Omit all images. Transcribe the rest of the material below exactly.
======== Working data ========
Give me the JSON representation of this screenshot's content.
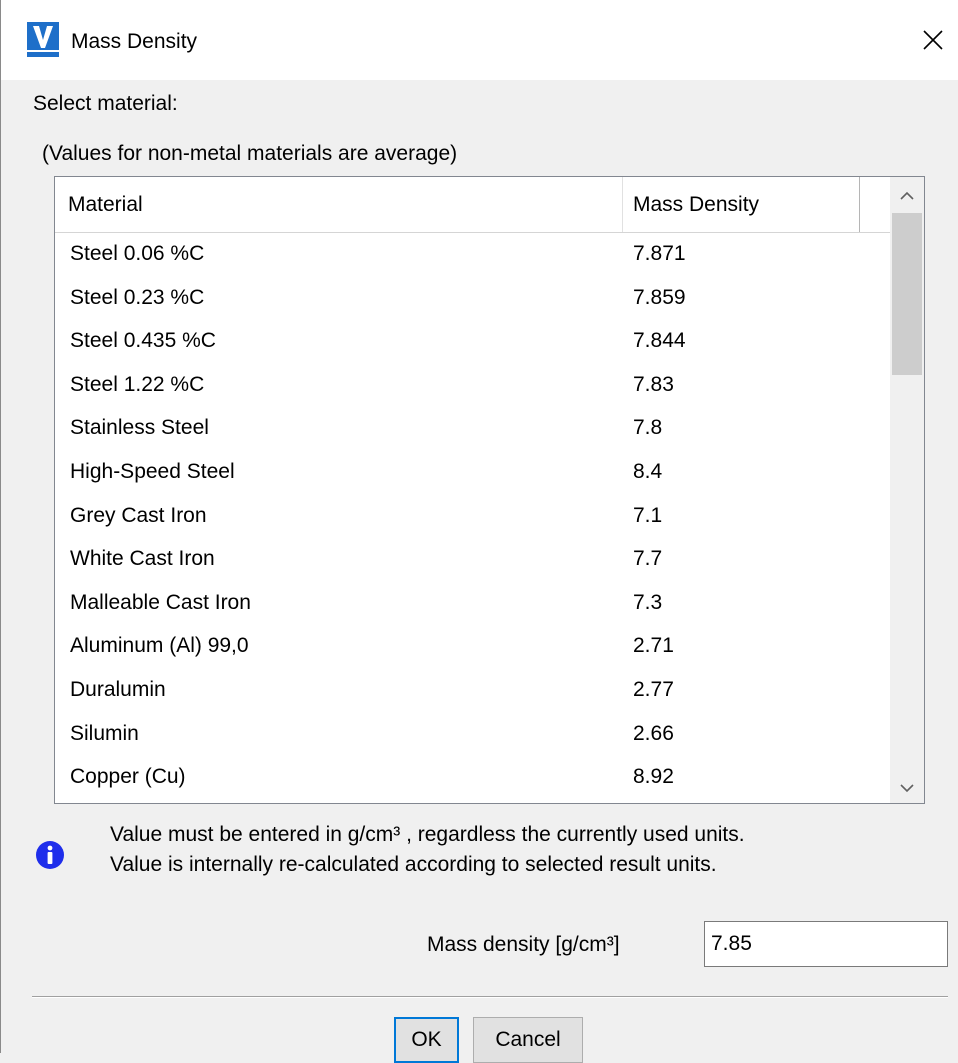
{
  "window": {
    "title": "Mass Density",
    "icon": "vericad-app-icon",
    "close_icon": "close-icon"
  },
  "labels": {
    "select_material": "Select material:",
    "note": "(Values for non-metal materials are average)"
  },
  "table": {
    "columns": [
      "Material",
      "Mass Density"
    ],
    "rows": [
      {
        "material": "Steel 0.06 %C",
        "density": "7.871"
      },
      {
        "material": "Steel 0.23 %C",
        "density": "7.859"
      },
      {
        "material": "Steel 0.435 %C",
        "density": "7.844"
      },
      {
        "material": "Steel 1.22 %C",
        "density": "7.83"
      },
      {
        "material": "Stainless Steel",
        "density": "7.8"
      },
      {
        "material": "High-Speed Steel",
        "density": "8.4"
      },
      {
        "material": "Grey Cast Iron",
        "density": "7.1"
      },
      {
        "material": "White Cast Iron",
        "density": "7.7"
      },
      {
        "material": "Malleable Cast Iron",
        "density": "7.3"
      },
      {
        "material": "Aluminum (Al) 99,0",
        "density": "2.71"
      },
      {
        "material": "Duralumin",
        "density": "2.77"
      },
      {
        "material": "Silumin",
        "density": "2.66"
      },
      {
        "material": "Copper (Cu)",
        "density": "8.92"
      }
    ]
  },
  "info": {
    "line1": "Value must be entered in g/cm³ , regardless the currently used units.",
    "line2": "Value is internally re-calculated according to selected result units."
  },
  "field": {
    "label": "Mass density  [g/cm³]",
    "value": "7.85"
  },
  "buttons": {
    "ok": "OK",
    "cancel": "Cancel"
  },
  "colors": {
    "accent": "#0078d7",
    "info_icon": "#1f2eeb"
  }
}
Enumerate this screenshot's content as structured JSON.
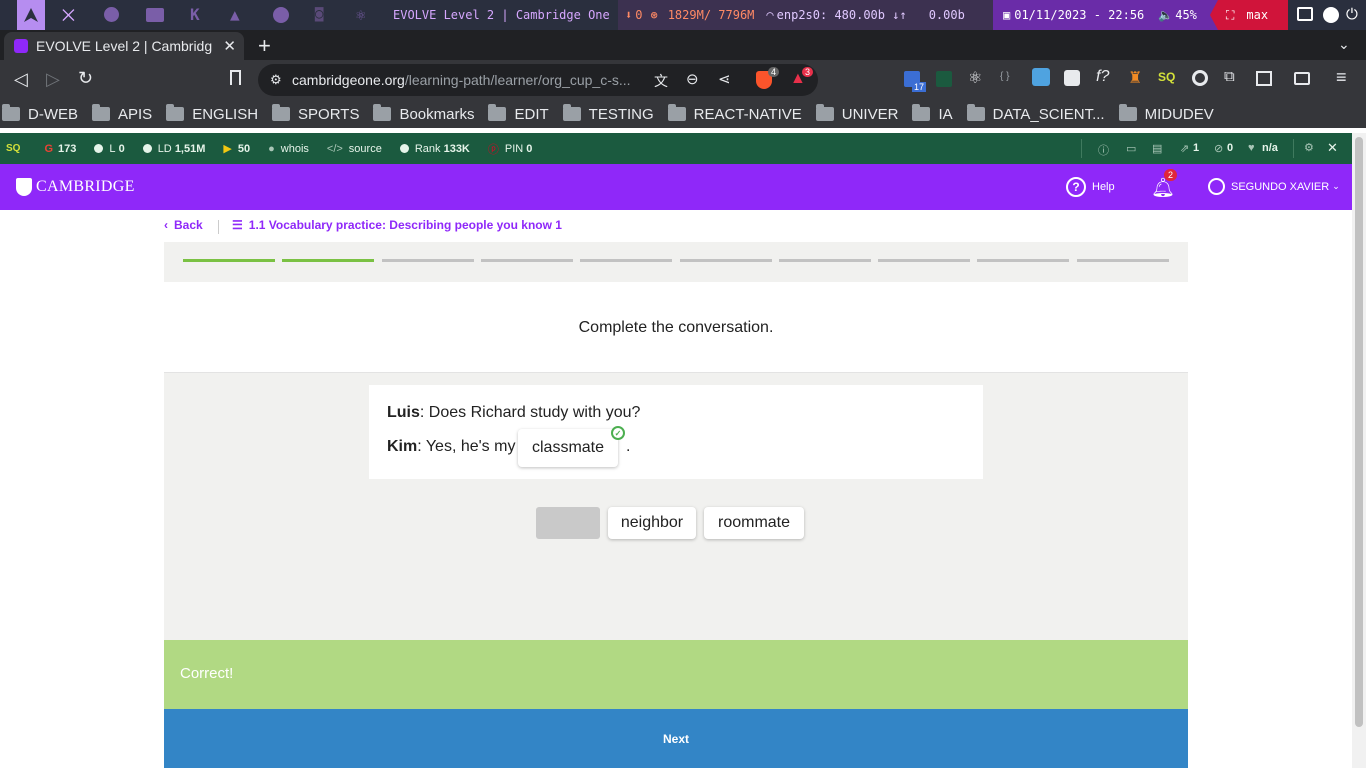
{
  "system_bar": {
    "window_title": "EVOLVE Level 2 | Cambridge One",
    "download": "0",
    "memory": "1829M/ 7796M",
    "network": "enp2s0: 480.00b ↓↑",
    "network_up": "0.00b",
    "datetime": "01/11/2023 - 22:56",
    "volume": "45%",
    "mode": "max"
  },
  "browser": {
    "tab_title": "EVOLVE Level 2 | Cambridg",
    "url_host": "cambridgeone.org",
    "url_path": "/learning-path/learner/org_cup_c-s...",
    "brave_badge": "4",
    "alert_badge": "3",
    "ext_badge": "17",
    "bookmarks": [
      "D-WEB",
      "APIS",
      "ENGLISH",
      "SPORTS",
      "Bookmarks",
      "EDIT",
      "TESTING",
      "REACT-NATIVE",
      "UNIVER",
      "IA",
      "DATA_SCIENT...",
      "MIDUDEV"
    ]
  },
  "seo_bar": {
    "g": "173",
    "l": "0",
    "ld_label": "LD",
    "ld": "1,51M",
    "b": "50",
    "whois": "whois",
    "source": "source",
    "rank_label": "Rank",
    "rank": "133K",
    "pin_label": "PIN",
    "pin": "0",
    "right_1": "1",
    "right_2": "0",
    "right_3": "n/a"
  },
  "site": {
    "logo": "CAMBRIDGE",
    "help": "Help",
    "notif_count": "2",
    "user": "SEGUNDO XAVIER"
  },
  "lesson": {
    "back": "Back",
    "title": "1.1 Vocabulary practice: Describing people you know 1",
    "progress_done": 2,
    "progress_total": 10,
    "instruction": "Complete the conversation.",
    "line1_speaker": "Luis",
    "line1_text": ": Does Richard study with you?",
    "line2_speaker": "Kim",
    "line2_text": ": Yes, he's my",
    "answer": "classmate",
    "line2_end": ".",
    "options": [
      "neighbor",
      "roommate"
    ],
    "feedback": "Correct!",
    "next": "Next"
  },
  "colors": {
    "header": "#8f28f9",
    "progress_done": "#7ac143",
    "feedback_bg": "#b1d983",
    "next_bg": "#3385c6",
    "seo_bar": "#1b5a3f"
  }
}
========
* [Written solution]:
Give me the JSON representation of this screenshot's content.
{
  "window": {
    "title": "Mass Density",
    "icon": "vericad-app-icon",
    "close_icon": "close-icon"
  },
  "labels": {
    "select_material": "Select material:",
    "note": "(Values for non-metal materials are average)"
  },
  "table": {
    "columns": [
      "Material",
      "Mass Density"
    ],
    "rows": [
      {
        "material": "Steel 0.06 %C",
        "density": "7.871"
      },
      {
        "material": "Steel 0.23 %C",
        "density": "7.859"
      },
      {
        "material": "Steel 0.435 %C",
        "density": "7.844"
      },
      {
        "material": "Steel 1.22 %C",
        "density": "7.83"
      },
      {
        "material": "Stainless Steel",
        "density": "7.8"
      },
      {
        "material": "High-Speed Steel",
        "density": "8.4"
      },
      {
        "material": "Grey Cast Iron",
        "density": "7.1"
      },
      {
        "material": "White Cast Iron",
        "density": "7.7"
      },
      {
        "material": "Malleable Cast Iron",
        "density": "7.3"
      },
      {
        "material": "Aluminum (Al) 99,0",
        "density": "2.71"
      },
      {
        "material": "Duralumin",
        "density": "2.77"
      },
      {
        "material": "Silumin",
        "density": "2.66"
      },
      {
        "material": "Copper (Cu)",
        "density": "8.92"
      }
    ]
  },
  "info": {
    "line1": "Value must be entered in g/cm³ , regardless the currently used units.",
    "line2": "Value is internally re-calculated according to selected result units."
  },
  "field": {
    "label": "Mass density  [g/cm³]",
    "value": "7.85"
  },
  "buttons": {
    "ok": "OK",
    "cancel": "Cancel"
  },
  "colors": {
    "accent": "#0078d7",
    "info_icon": "#1f2eeb"
  }
}
Enumerate this screenshot's content as structured JSON.
{
  "system_bar": {
    "window_title": "EVOLVE Level 2 | Cambridge One",
    "download": "0",
    "memory": "1829M/ 7796M",
    "network": "enp2s0: 480.00b ↓↑",
    "network_up": "0.00b",
    "datetime": "01/11/2023 - 22:56",
    "volume": "45%",
    "mode": "max"
  },
  "browser": {
    "tab_title": "EVOLVE Level 2 | Cambridg",
    "url_host": "cambridgeone.org",
    "url_path": "/learning-path/learner/org_cup_c-s...",
    "brave_badge": "4",
    "alert_badge": "3",
    "ext_badge": "17",
    "bookmarks": [
      "D-WEB",
      "APIS",
      "ENGLISH",
      "SPORTS",
      "Bookmarks",
      "EDIT",
      "TESTING",
      "REACT-NATIVE",
      "UNIVER",
      "IA",
      "DATA_SCIENT...",
      "MIDUDEV"
    ]
  },
  "seo_bar": {
    "g": "173",
    "l": "0",
    "ld_label": "LD",
    "ld": "1,51M",
    "b": "50",
    "whois": "whois",
    "source": "source",
    "rank_label": "Rank",
    "rank": "133K",
    "pin_label": "PIN",
    "pin": "0",
    "right_1": "1",
    "right_2": "0",
    "right_3": "n/a"
  },
  "site": {
    "logo": "CAMBRIDGE",
    "help": "Help",
    "notif_count": "2",
    "user": "SEGUNDO XAVIER"
  },
  "lesson": {
    "back": "Back",
    "title": "1.1 Vocabulary practice: Describing people you know 1",
    "progress_done": 2,
    "progress_total": 10,
    "instruction": "Complete the conversation.",
    "line1_speaker": "Luis",
    "line1_text": ": Does Richard study with you?",
    "line2_speaker": "Kim",
    "line2_text": ": Yes, he's my",
    "answer": "classmate",
    "line2_end": ".",
    "options": [
      "neighbor",
      "roommate"
    ],
    "feedback": "Correct!",
    "next": "Next"
  },
  "colors": {
    "header": "#8f28f9",
    "progress_done": "#7ac143",
    "feedback_bg": "#b1d983",
    "next_bg": "#3385c6",
    "seo_bar": "#1b5a3f"
  }
}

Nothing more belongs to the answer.